-- Begin Task input --
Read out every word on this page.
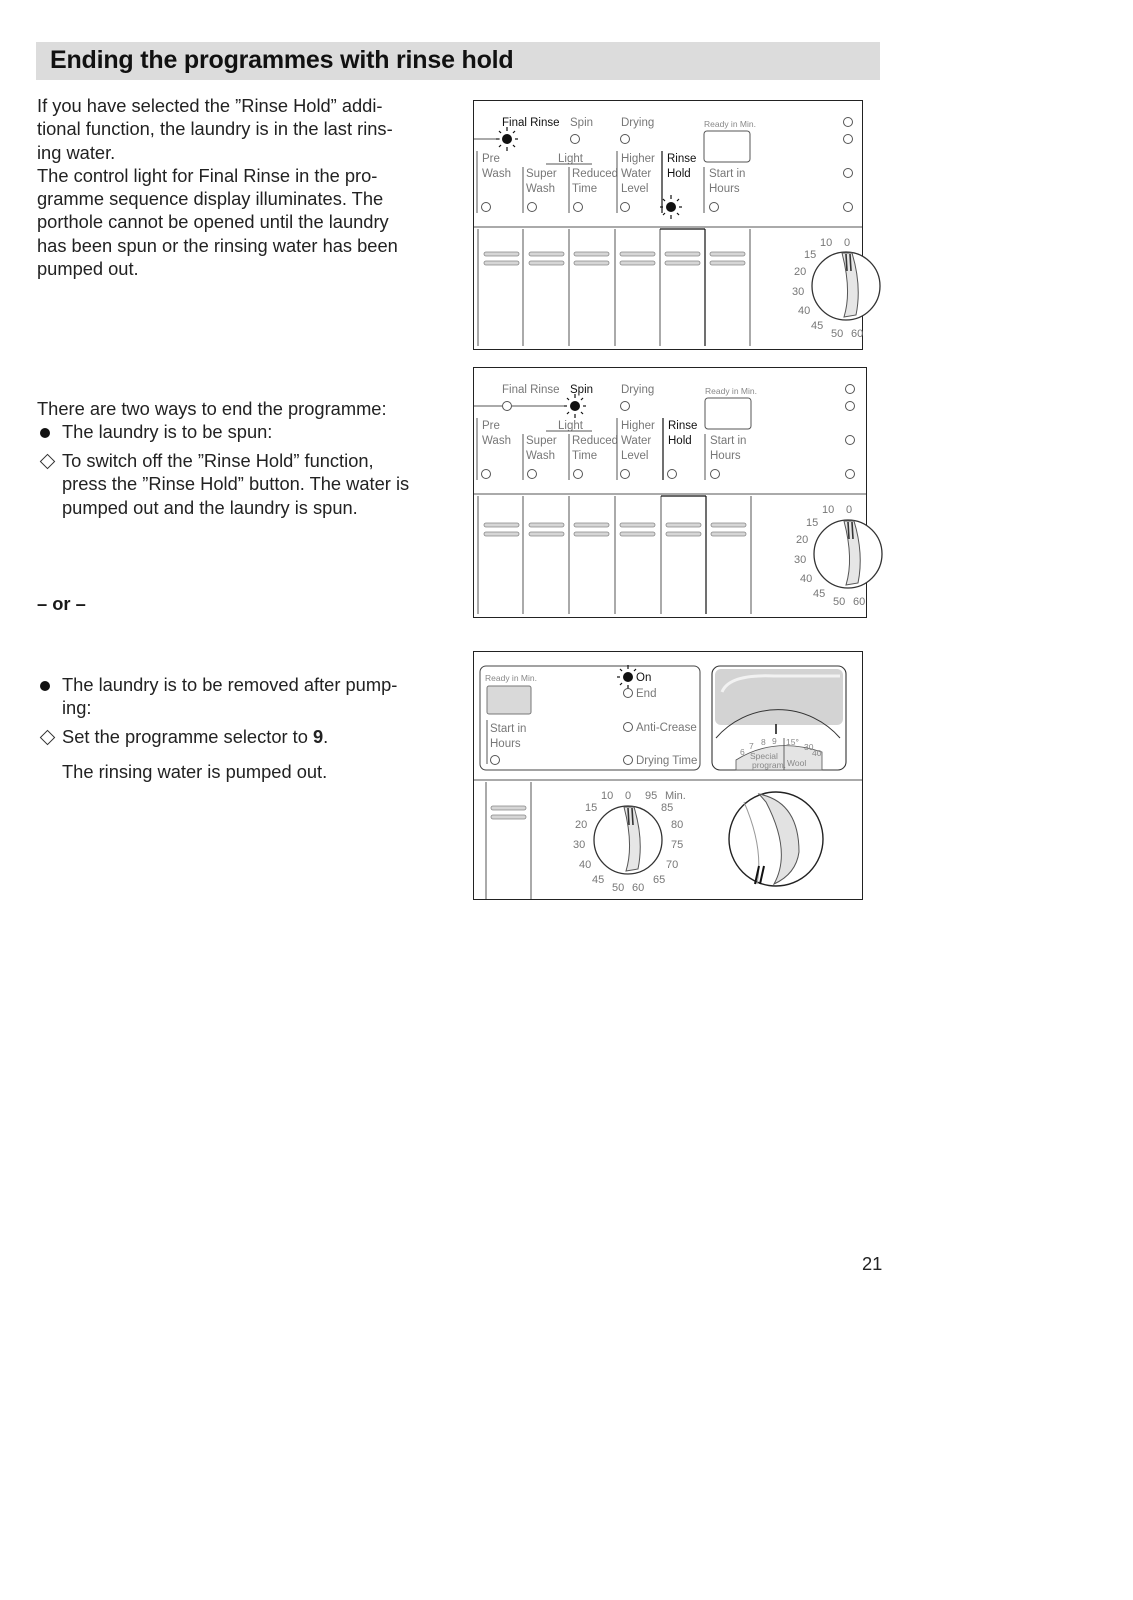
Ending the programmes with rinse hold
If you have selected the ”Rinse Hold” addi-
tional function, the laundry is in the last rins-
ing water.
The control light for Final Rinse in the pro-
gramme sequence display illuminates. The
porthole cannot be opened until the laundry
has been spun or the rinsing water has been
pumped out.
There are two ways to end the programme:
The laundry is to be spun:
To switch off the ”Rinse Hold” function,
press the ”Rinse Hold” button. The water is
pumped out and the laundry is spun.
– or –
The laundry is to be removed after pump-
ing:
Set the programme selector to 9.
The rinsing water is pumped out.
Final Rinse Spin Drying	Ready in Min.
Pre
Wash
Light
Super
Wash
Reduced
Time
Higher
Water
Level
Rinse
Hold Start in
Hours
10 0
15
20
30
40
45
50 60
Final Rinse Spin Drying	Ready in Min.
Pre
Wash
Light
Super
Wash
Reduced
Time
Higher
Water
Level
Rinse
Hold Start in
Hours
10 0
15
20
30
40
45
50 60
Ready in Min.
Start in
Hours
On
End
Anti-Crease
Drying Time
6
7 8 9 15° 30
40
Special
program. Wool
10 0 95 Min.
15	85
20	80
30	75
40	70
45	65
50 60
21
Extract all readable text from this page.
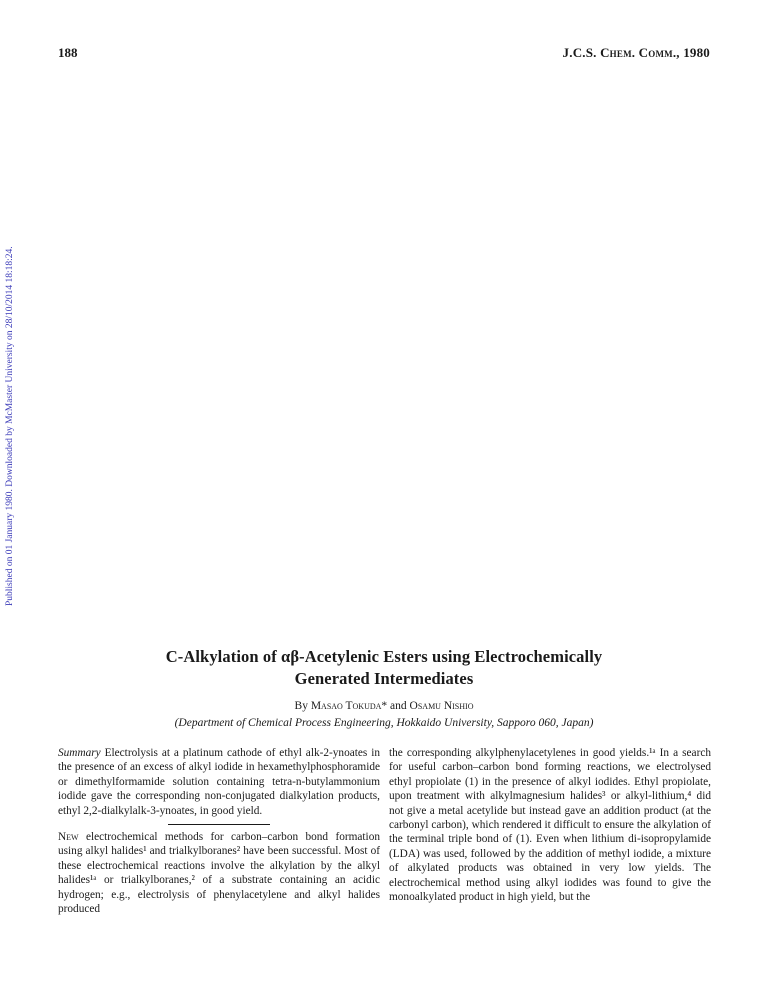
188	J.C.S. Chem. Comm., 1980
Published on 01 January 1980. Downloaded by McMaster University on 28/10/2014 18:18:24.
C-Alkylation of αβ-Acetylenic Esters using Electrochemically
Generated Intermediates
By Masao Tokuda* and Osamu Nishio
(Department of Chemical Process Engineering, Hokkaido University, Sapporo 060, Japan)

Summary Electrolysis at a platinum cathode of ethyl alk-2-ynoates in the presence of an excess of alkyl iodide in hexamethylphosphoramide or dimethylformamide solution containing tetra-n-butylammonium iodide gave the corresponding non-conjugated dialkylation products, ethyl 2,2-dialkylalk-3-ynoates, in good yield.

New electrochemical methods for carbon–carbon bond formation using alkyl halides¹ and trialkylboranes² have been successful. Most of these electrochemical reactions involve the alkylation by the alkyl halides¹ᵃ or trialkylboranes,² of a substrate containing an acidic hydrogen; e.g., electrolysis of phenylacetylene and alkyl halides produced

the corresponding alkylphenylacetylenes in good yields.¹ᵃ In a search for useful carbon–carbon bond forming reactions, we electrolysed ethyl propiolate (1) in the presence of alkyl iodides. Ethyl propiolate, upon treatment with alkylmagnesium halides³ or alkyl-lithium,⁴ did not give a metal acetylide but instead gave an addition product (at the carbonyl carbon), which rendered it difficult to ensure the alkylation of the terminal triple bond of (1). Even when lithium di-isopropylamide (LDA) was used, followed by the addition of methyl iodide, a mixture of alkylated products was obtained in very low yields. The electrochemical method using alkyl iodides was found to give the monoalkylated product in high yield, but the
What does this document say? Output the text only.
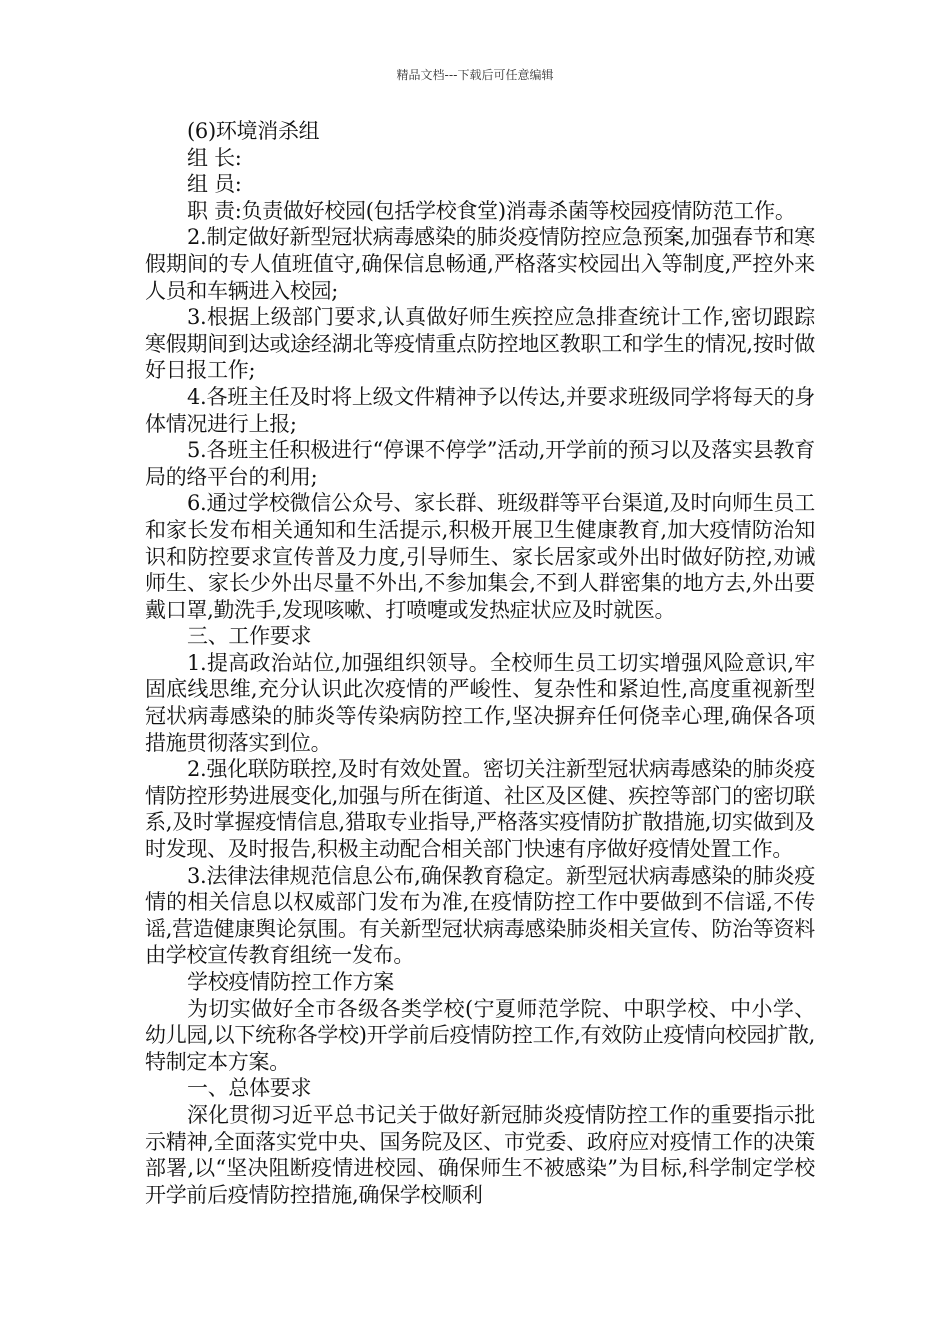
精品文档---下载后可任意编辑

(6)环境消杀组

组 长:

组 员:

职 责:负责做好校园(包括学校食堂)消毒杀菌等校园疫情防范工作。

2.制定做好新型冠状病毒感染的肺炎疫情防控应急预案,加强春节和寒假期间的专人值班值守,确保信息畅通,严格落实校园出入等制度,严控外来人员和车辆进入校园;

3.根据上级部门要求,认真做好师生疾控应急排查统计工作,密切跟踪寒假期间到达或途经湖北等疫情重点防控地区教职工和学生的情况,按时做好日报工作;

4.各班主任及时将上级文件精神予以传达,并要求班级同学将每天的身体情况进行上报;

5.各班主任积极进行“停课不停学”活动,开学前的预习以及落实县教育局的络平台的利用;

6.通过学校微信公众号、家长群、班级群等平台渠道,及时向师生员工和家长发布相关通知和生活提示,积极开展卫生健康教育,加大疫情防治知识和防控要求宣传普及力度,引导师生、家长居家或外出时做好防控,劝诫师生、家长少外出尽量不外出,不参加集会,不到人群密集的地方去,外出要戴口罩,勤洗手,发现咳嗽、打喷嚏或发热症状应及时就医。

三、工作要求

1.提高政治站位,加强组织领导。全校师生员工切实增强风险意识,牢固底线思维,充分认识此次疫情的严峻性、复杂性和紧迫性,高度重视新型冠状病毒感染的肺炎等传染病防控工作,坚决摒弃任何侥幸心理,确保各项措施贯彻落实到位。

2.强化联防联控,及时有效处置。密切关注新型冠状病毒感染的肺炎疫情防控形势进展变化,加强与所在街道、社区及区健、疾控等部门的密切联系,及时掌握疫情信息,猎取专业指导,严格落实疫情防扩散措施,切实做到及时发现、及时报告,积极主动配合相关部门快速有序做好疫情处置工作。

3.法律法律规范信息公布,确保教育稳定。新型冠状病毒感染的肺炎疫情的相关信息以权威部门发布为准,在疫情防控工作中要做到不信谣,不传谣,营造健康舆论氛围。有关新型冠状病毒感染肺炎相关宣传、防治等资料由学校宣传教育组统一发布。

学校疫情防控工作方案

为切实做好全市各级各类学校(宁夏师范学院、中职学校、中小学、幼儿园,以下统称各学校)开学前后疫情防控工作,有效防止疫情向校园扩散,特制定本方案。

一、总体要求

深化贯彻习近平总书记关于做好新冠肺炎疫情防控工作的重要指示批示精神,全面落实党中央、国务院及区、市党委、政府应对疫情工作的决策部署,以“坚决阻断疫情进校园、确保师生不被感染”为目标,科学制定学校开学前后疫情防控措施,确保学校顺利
-- End Task input --
__Request__:
Go through the records and copy each line with "laundry" in it.

__Worked solution__:
tional function, the laundry is in the last rins-
porthole cannot be opened until the laundry
The laundry is to be spun:
pumped out and the laundry is spun.
The laundry is to be removed after pump-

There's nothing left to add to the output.